EXERCISE AIM:
List each line of the data that holds the string "图书管理员工作章程".

DATASET RECORDS:
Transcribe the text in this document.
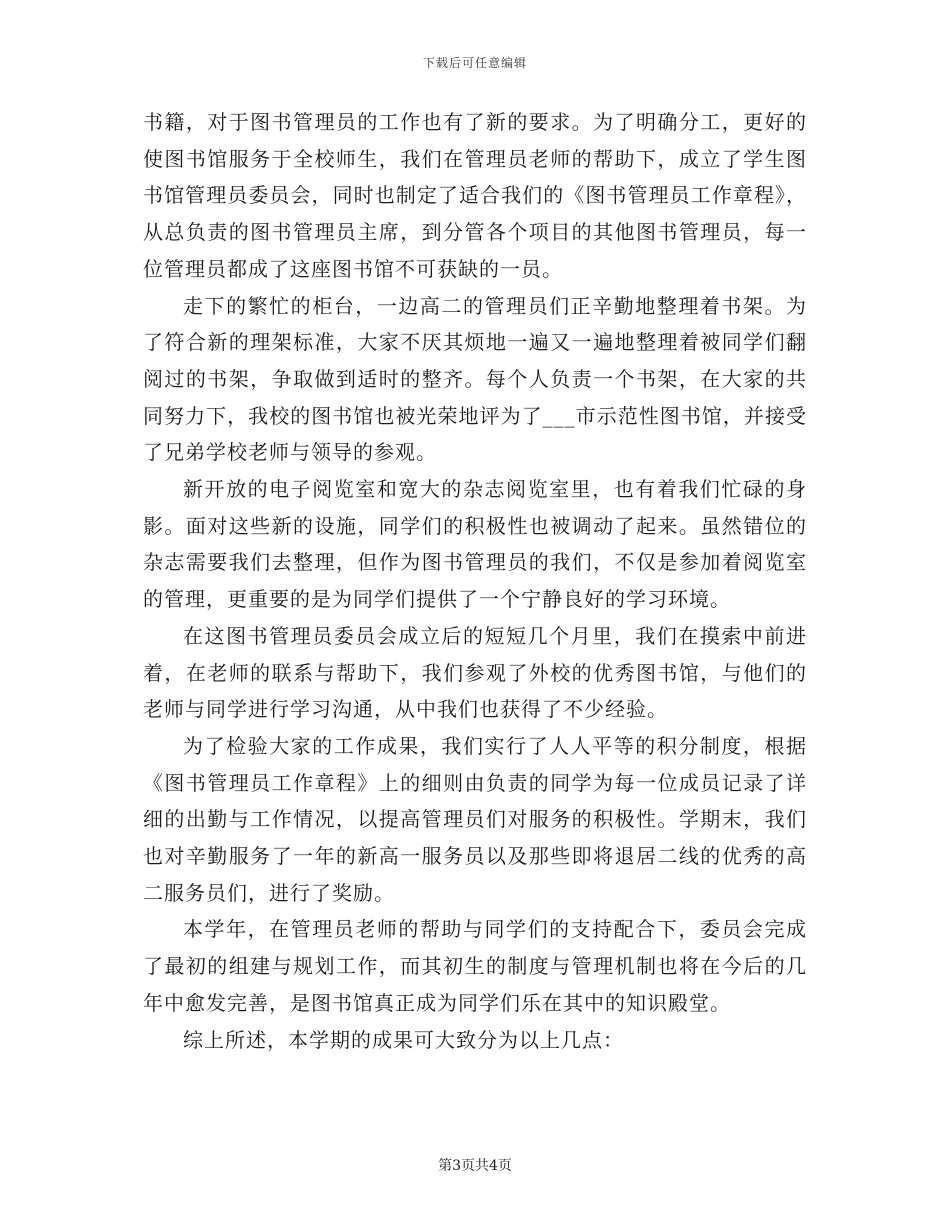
下载后可任意编辑

书籍，对于图书管理员的工作也有了新的要求。为了明确分工，更好的使图书馆服务于全校师生，我们在管理员老师的帮助下，成立了学生图书馆管理员委员会，同时也制定了适合我们的《图书管理员工作章程》，从总负责的图书管理员主席，到分管各个项目的其他图书管理员，每一位管理员都成了这座图书馆不可获缺的一员。

走下的繁忙的柜台，一边高二的管理员们正辛勤地整理着书架。为了符合新的理架标准，大家不厌其烦地一遍又一遍地整理着被同学们翻阅过的书架，争取做到适时的整齐。每个人负责一个书架，在大家的共同努力下，我校的图书馆也被光荣地评为了___市示范性图书馆，并接受了兄弟学校老师与领导的参观。

新开放的电子阅览室和宽大的杂志阅览室里，也有着我们忙碌的身影。面对这些新的设施，同学们的积极性也被调动了起来。虽然错位的杂志需要我们去整理，但作为图书管理员的我们，不仅是参加着阅览室的管理，更重要的是为同学们提供了一个宁静良好的学习环境。

在这图书管理员委员会成立后的短短几个月里，我们在摸索中前进着，在老师的联系与帮助下，我们参观了外校的优秀图书馆，与他们的老师与同学进行学习沟通，从中我们也获得了不少经验。

为了检验大家的工作成果，我们实行了人人平等的积分制度，根据《图书管理员工作章程》上的细则由负责的同学为每一位成员记录了详细的出勤与工作情况，以提高管理员们对服务的积极性。学期末，我们也对辛勤服务了一年的新高一服务员以及那些即将退居二线的优秀的高二服务员们，进行了奖励。

本学年，在管理员老师的帮助与同学们的支持配合下，委员会完成了最初的组建与规划工作，而其初生的制度与管理机制也将在今后的几年中愈发完善，是图书馆真正成为同学们乐在其中的知识殿堂。

综上所述，本学期的成果可大致分为以上几点：

第3页共4页
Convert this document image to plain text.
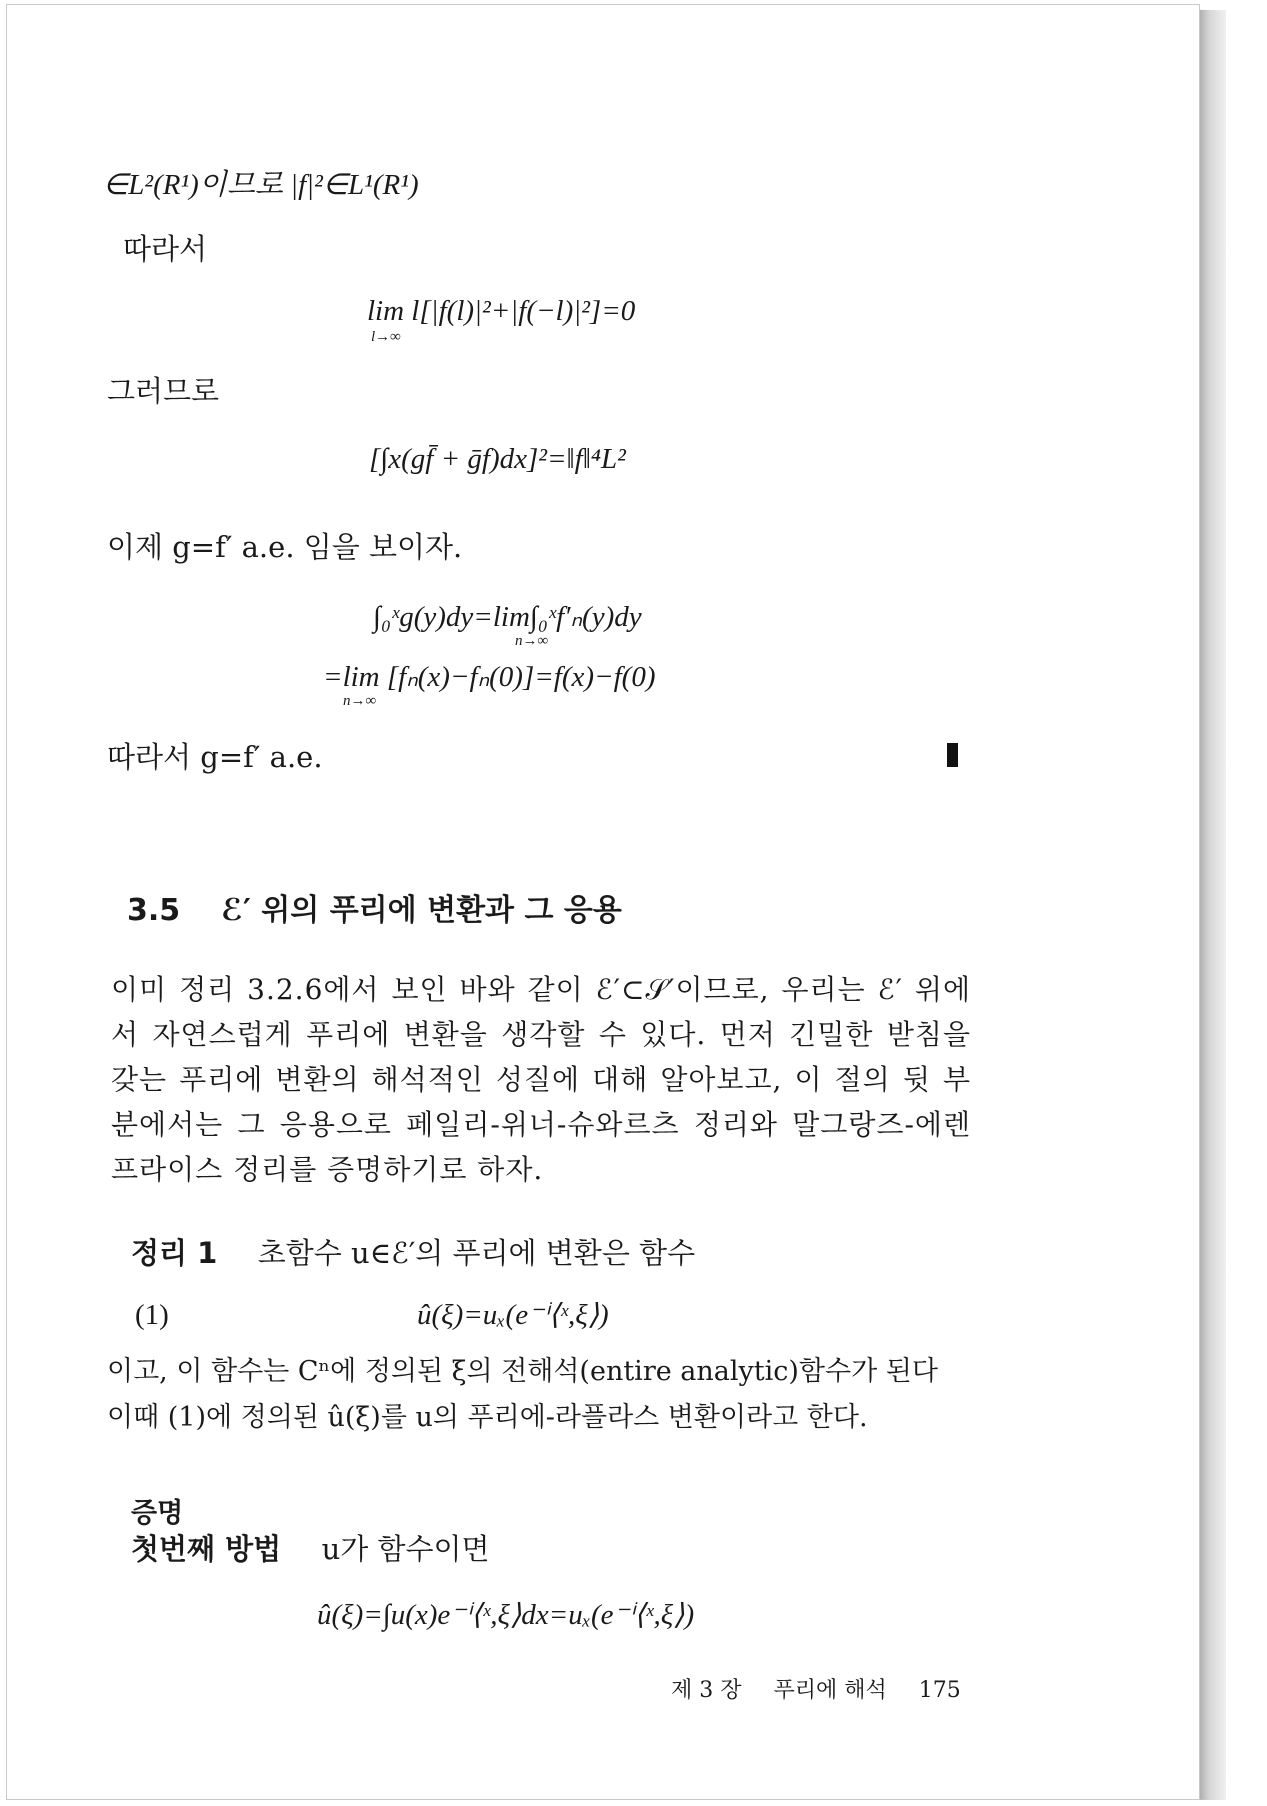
∈L²(R¹)이므로 |f|²∈L¹(R¹)
따라서
lim l[|f(l)|²+|f(−l)|²]=0
l→∞
그러므로
[∫x(gf̄ + ḡf)dx]²=‖f‖⁴L²
이제 g=f′ a.e. 임을 보이자.
∫₀ˣg(y)dy=lim∫₀ˣf′ₙ(y)dy
n→∞
=lim [fₙ(x)−fₙ(0)]=f(x)−f(0)
n→∞
따라서 g=f′ a.e.
3.5 ℰ′ 위의 푸리에 변환과 그 응용
이미 정리 3.2.6에서 보인 바와 같이 ℰ′⊂𝒮′이므로, 우리는 ℰ′ 위에서 자연스럽게 푸리에 변환을 생각할 수 있다. 먼저 긴밀한 받침을 갖는 푸리에 변환의 해석적인 성질에 대해 알아보고, 이 절의 뒷 부분에서는 그 응용으로 페일리-위너-슈와르츠 정리와 말그랑즈-에렌프라이스 정리를 증명하기로 하자.
정리 1 초함수 u∈ℰ′의 푸리에 변환은 함수
(1)	û(ξ)=uₓ(e⁻ⁱ⟨ˣ,ξ⟩)
이고, 이 함수는 Cⁿ에 정의된 ξ의 전해석(entire analytic)함수가 된다
이때 (1)에 정의된 û(ξ)를 u의 푸리에-라플라스 변환이라고 한다.
증명
첫번째 방법 u가 함수이면
û(ξ)=∫u(x)e⁻ⁱ⟨ˣ,ξ⟩dx=uₓ(e⁻ⁱ⟨ˣ,ξ⟩)
제 3 장 푸리에 해석 175
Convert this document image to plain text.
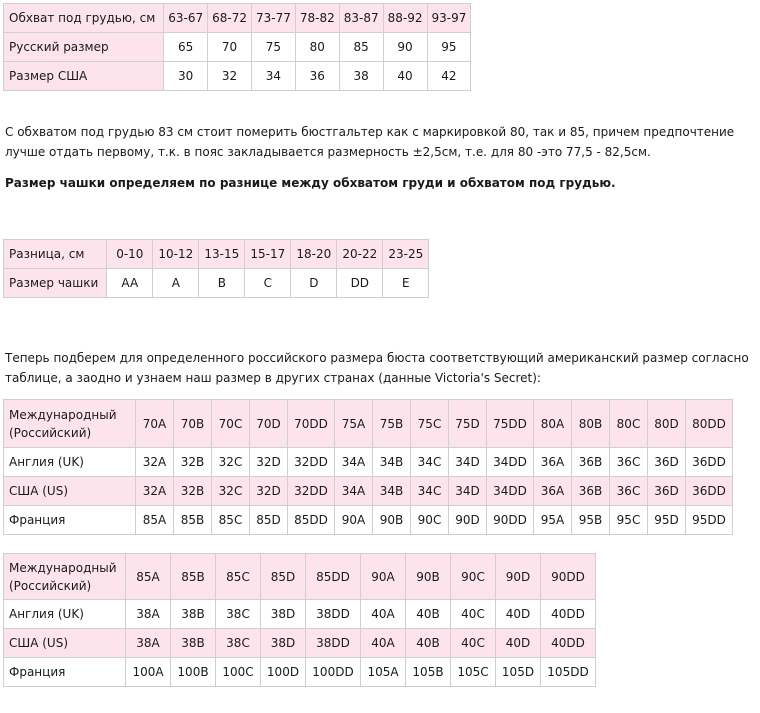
Обхват под грудью, см	63-67	68-72	73-77	78-82	83-87	88-92	93-97
Русский размер	65	70	75	80	85	90	95
Размер США	30	32	34	36	38	40	42

С обхватом под грудью 83 см стоит померить бюстгальтер как с маркировкой 80, так и 85, причем предпочтение лучше отдать первому, т.к. в пояс закладывается размерность ±2,5см, т.е. для 80 -это 77,5 - 82,5см.

Размер чашки определяем по разнице между обхватом груди и обхватом под грудью.

Разница, см	0-10	10-12	13-15	15-17	18-20	20-22	23-25
Размер чашки	AA	A	B	C	D	DD	E

Теперь подберем для определенного российского размера бюста соответствующий американский размер согласно таблице, а заодно и узнаем наш размер в других странах (данные Victoria's Secret):

Международный (Российский)	70A	70B	70C	70D	70DD	75A	75B	75C	75D	75DD	80A	80B	80C	80D	80DD
Англия (UK)	32A	32B	32C	32D	32DD	34A	34B	34C	34D	34DD	36A	36B	36C	36D	36DD
США (US)	32A	32B	32C	32D	32DD	34A	34B	34C	34D	34DD	36A	36B	36C	36D	36DD
Франция	85A	85B	85C	85D	85DD	90A	90B	90C	90D	90DD	95A	95B	95C	95D	95DD
Международный (Российский)	85A	85B	85C	85D	85DD	90A	90B	90C	90D	90DD
Англия (UK)	38A	38B	38C	38D	38DD	40A	40B	40C	40D	40DD
США (US)	38A	38B	38C	38D	38DD	40A	40B	40C	40D	40DD
Франция	100A	100B	100C	100D	100DD	105A	105B	105C	105D	105DD
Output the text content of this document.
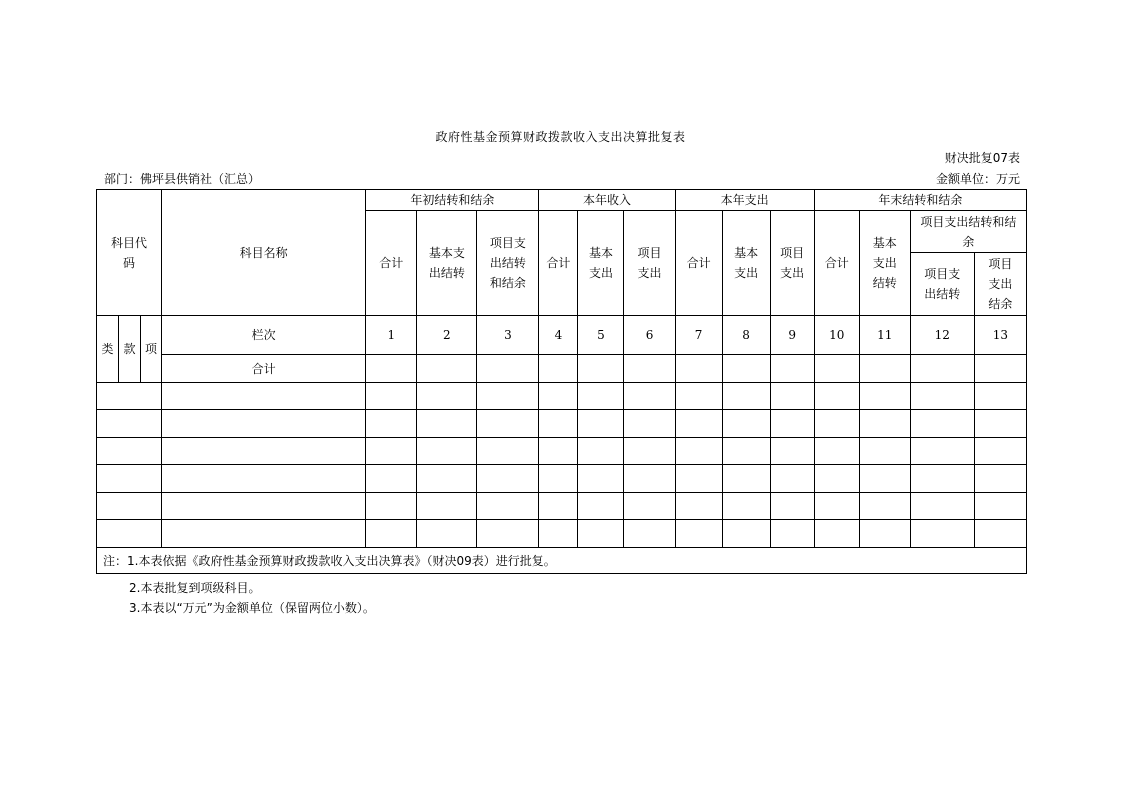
政府性基金预算财政拨款收入支出决算批复表
财决批复07表
部门：佛坪县供销社（汇总）	金额单位：万元
科目代码			科目名称	年初结转和结余			本年收入			本年支出			年末结转和结余			
				合计	基本支出结转	项目支出结转和结余	合计	基本支出	项目支出	合计	基本支出	项目支出	合计	基本支出结转	项目支出结转和结余	

															项目支出结转	项目支出结余

类	款	项	栏次	1	2	3	4	5	6	7	8	9	10	11	12	13
			合计													

注：1.本表依据《政府性基金预算财政拨款收入支出决算表》（财决09表）进行批复。																
2.本表批复到项级科目。
3.本表以“万元”为金额单位（保留两位小数）。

WRITTEN REPLY:
书籍，对于图书管理员的工作也有了新的要求。为了明确分工，更好的使图书馆服务于全校师生，我们在管理员老师的帮助下，成立了学生图书馆管理员委员会，同时也制定了适合我们的《图书管理员工作章程》，从总负责的图书管理员主席，到分管各个项目的其他图书管理员，每一位管理员都成了这座图书馆不可获缺的一员。
为了检验大家的工作成果，我们实行了人人平等的积分制度，根据《图书管理员工作章程》上的细则由负责的同学为每一位成员记录了详细的出勤与工作情况，以提高管理员们对服务的积极性。学期末，我们也对辛勤服务了一年的新高一服务员以及那些即将退居二线的优秀的高二服务员们，进行了奖励。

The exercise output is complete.